■ What to produce
Each entry must be reproduced precisely as it stands.

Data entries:
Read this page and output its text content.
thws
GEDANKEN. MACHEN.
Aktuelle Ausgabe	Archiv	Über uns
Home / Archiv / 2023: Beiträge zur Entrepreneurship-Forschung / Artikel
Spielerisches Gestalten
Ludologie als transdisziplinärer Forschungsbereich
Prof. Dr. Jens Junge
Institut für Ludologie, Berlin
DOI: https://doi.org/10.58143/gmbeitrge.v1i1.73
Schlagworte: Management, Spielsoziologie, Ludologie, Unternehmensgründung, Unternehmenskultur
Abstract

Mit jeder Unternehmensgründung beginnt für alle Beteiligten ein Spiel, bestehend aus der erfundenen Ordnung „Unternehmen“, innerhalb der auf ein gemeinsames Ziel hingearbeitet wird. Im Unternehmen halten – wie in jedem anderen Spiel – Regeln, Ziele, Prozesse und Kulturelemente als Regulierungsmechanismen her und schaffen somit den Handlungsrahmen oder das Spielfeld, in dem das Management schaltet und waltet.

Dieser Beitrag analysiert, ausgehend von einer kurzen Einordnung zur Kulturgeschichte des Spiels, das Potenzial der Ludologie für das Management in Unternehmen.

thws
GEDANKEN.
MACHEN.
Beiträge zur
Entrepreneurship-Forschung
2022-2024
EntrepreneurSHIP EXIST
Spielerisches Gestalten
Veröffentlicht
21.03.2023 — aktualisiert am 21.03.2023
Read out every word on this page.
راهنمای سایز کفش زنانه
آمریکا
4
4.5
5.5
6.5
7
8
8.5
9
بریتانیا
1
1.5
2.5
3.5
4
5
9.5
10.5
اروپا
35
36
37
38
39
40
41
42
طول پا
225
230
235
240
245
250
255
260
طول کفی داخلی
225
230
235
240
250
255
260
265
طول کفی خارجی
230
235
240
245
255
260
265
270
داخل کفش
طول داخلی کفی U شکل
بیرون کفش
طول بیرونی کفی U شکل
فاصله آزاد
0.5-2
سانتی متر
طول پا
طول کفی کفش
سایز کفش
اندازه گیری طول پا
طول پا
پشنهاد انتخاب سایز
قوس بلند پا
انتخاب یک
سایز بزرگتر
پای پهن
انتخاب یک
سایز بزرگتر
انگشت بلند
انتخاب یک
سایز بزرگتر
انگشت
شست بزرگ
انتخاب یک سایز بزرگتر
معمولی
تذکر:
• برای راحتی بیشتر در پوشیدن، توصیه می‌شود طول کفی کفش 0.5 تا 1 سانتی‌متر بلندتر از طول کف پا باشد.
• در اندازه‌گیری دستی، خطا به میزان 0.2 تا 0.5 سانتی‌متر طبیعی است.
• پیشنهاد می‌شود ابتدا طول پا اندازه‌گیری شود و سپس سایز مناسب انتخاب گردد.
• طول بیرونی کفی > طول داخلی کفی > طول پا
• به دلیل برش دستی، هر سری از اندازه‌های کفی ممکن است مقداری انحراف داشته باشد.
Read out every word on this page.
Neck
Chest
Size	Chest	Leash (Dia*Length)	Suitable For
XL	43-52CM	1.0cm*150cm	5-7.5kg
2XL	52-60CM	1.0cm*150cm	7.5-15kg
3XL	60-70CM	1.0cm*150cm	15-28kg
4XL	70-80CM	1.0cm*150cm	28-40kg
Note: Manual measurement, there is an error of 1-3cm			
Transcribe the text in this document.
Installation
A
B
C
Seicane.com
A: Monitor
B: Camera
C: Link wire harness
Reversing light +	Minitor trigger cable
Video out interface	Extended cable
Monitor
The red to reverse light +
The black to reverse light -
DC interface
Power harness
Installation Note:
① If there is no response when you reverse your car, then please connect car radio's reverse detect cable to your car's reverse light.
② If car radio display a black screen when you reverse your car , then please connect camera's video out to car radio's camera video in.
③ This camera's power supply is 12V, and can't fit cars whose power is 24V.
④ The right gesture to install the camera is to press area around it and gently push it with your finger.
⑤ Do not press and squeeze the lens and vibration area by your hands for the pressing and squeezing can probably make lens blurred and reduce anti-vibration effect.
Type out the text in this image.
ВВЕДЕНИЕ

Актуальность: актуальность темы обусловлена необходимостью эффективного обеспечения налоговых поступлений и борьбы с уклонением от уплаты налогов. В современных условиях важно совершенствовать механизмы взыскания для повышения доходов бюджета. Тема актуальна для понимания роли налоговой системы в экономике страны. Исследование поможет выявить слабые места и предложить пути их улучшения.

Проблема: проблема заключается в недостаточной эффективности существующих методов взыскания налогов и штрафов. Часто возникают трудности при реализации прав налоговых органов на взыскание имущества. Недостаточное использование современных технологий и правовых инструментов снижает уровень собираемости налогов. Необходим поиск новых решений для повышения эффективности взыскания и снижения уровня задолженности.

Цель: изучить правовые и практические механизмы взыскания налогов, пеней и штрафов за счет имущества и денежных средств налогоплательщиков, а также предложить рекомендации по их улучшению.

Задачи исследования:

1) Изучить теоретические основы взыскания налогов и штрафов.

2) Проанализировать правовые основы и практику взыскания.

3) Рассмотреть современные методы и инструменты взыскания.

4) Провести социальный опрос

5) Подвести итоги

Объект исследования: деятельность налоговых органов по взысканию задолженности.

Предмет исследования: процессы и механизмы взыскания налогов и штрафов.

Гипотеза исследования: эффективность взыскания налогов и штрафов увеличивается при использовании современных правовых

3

■ Answer to the exercise
Read this page and output its text content.
thws
GEDANKEN. MACHEN.
Aktuelle Ausgabe	Archiv	Über uns
Home / Archiv / 2023: Beiträge zur Entrepreneurship-Forschung / Artikel
Spielerisches Gestalten
Ludologie als transdisziplinärer Forschungsbereich
Prof. Dr. Jens Junge
Institut für Ludologie, Berlin
DOI: https://doi.org/10.58143/gmbeitrge.v1i1.73
Schlagworte: Management, Spielsoziologie, Ludologie, Unternehmensgründung, Unternehmenskultur
Abstract

Mit jeder Unternehmensgründung beginnt für alle Beteiligten ein Spiel, bestehend aus der erfundenen Ordnung „Unternehmen“, innerhalb der auf ein gemeinsames Ziel hingearbeitet wird. Im Unternehmen halten – wie in jedem anderen Spiel – Regeln, Ziele, Prozesse und Kulturelemente als Regulierungsmechanismen her und schaffen somit den Handlungsrahmen oder das Spielfeld, in dem das Management schaltet und waltet.

Dieser Beitrag analysiert, ausgehend von einer kurzen Einordnung zur Kulturgeschichte des Spiels, das Potenzial der Ludologie für das Management in Unternehmen.

thws
GEDANKEN.
MACHEN.
Beiträge zur
Entrepreneurship-Forschung
2022-2024
EntrepreneurSHIP EXIST
Spielerisches Gestalten
Veröffentlicht
21.03.2023 — aktualisiert am 21.03.2023
Read out every word on this page.
راهنمای سایز کفش زنانه
آمریکا
4
4.5
5.5
6.5
7
8
8.5
9
بریتانیا
1
1.5
2.5
3.5
4
5
9.5
10.5
اروپا
35
36
37
38
39
40
41
42
طول پا
225
230
235
240
245
250
255
260
طول کفی داخلی
225
230
235
240
250
255
260
265
طول کفی خارجی
230
235
240
245
255
260
265
270
داخل کفش
طول داخلی کفی U شکل
بیرون کفش
طول بیرونی کفی U شکل
فاصله آزاد
0.5-2
سانتی متر
طول پا
طول کفی کفش
سایز کفش
اندازه گیری طول پا
طول پا
پشنهاد انتخاب سایز
قوس بلند پا
انتخاب یک
سایز بزرگتر
پای پهن
انتخاب یک
سایز بزرگتر
انگشت بلند
انتخاب یک
سایز بزرگتر
انگشت
شست بزرگ
انتخاب یک سایز بزرگتر
معمولی
تذکر:
• برای راحتی بیشتر در پوشیدن، توصیه می‌شود طول کفی کفش 0.5 تا 1 سانتی‌متر بلندتر از طول کف پا باشد.
• در اندازه‌گیری دستی، خطا به میزان 0.2 تا 0.5 سانتی‌متر طبیعی است.
• پیشنهاد می‌شود ابتدا طول پا اندازه‌گیری شود و سپس سایز مناسب انتخاب گردد.
• طول بیرونی کفی > طول داخلی کفی > طول پا
• به دلیل برش دستی، هر سری از اندازه‌های کفی ممکن است مقداری انحراف داشته باشد.
Read out every word on this page.
Neck
Chest
Size	Chest	Leash (Dia*Length)	Suitable For
XL	43-52CM	1.0cm*150cm	5-7.5kg
2XL	52-60CM	1.0cm*150cm	7.5-15kg
3XL	60-70CM	1.0cm*150cm	15-28kg
4XL	70-80CM	1.0cm*150cm	28-40kg
Note: Manual measurement, there is an error of 1-3cm			
Transcribe the text in this document.
Installation
A
B
C
Seicane.com
A: Monitor
B: Camera
C: Link wire harness
Reversing light +	Minitor trigger cable
Video out interface	Extended cable
Monitor
The red to reverse light +
The black to reverse light -
DC interface
Power harness
Installation Note:
① If there is no response when you reverse your car, then please connect car radio's reverse detect cable to your car's reverse light.
② If car radio display a black screen when you reverse your car , then please connect camera's video out to car radio's camera video in.
③ This camera's power supply is 12V, and can't fit cars whose power is 24V.
④ The right gesture to install the camera is to press area around it and gently push it with your finger.
⑤ Do not press and squeeze the lens and vibration area by your hands for the pressing and squeezing can probably make lens blurred and reduce anti-vibration effect.
Type out the text in this image.
ВВЕДЕНИЕ

Актуальность: актуальность темы обусловлена необходимостью эффективного обеспечения налоговых поступлений и борьбы с уклонением от уплаты налогов. В современных условиях важно совершенствовать механизмы взыскания для повышения доходов бюджета. Тема актуальна для понимания роли налоговой системы в экономике страны. Исследование поможет выявить слабые места и предложить пути их улучшения.

Проблема: проблема заключается в недостаточной эффективности существующих методов взыскания налогов и штрафов. Часто возникают трудности при реализации прав налоговых органов на взыскание имущества. Недостаточное использование современных технологий и правовых инструментов снижает уровень собираемости налогов. Необходим поиск новых решений для повышения эффективности взыскания и снижения уровня задолженности.

Цель: изучить правовые и практические механизмы взыскания налогов, пеней и штрафов за счет имущества и денежных средств налогоплательщиков, а также предложить рекомендации по их улучшению.

Задачи исследования:

1) Изучить теоретические основы взыскания налогов и штрафов.

2) Проанализировать правовые основы и практику взыскания.

3) Рассмотреть современные методы и инструменты взыскания.

4) Провести социальный опрос

5) Подвести итоги

Объект исследования: деятельность налоговых органов по взысканию задолженности.

Предмет исследования: процессы и механизмы взыскания налогов и штрафов.

Гипотеза исследования: эффективность взыскания налогов и штрафов увеличивается при использовании современных правовых

3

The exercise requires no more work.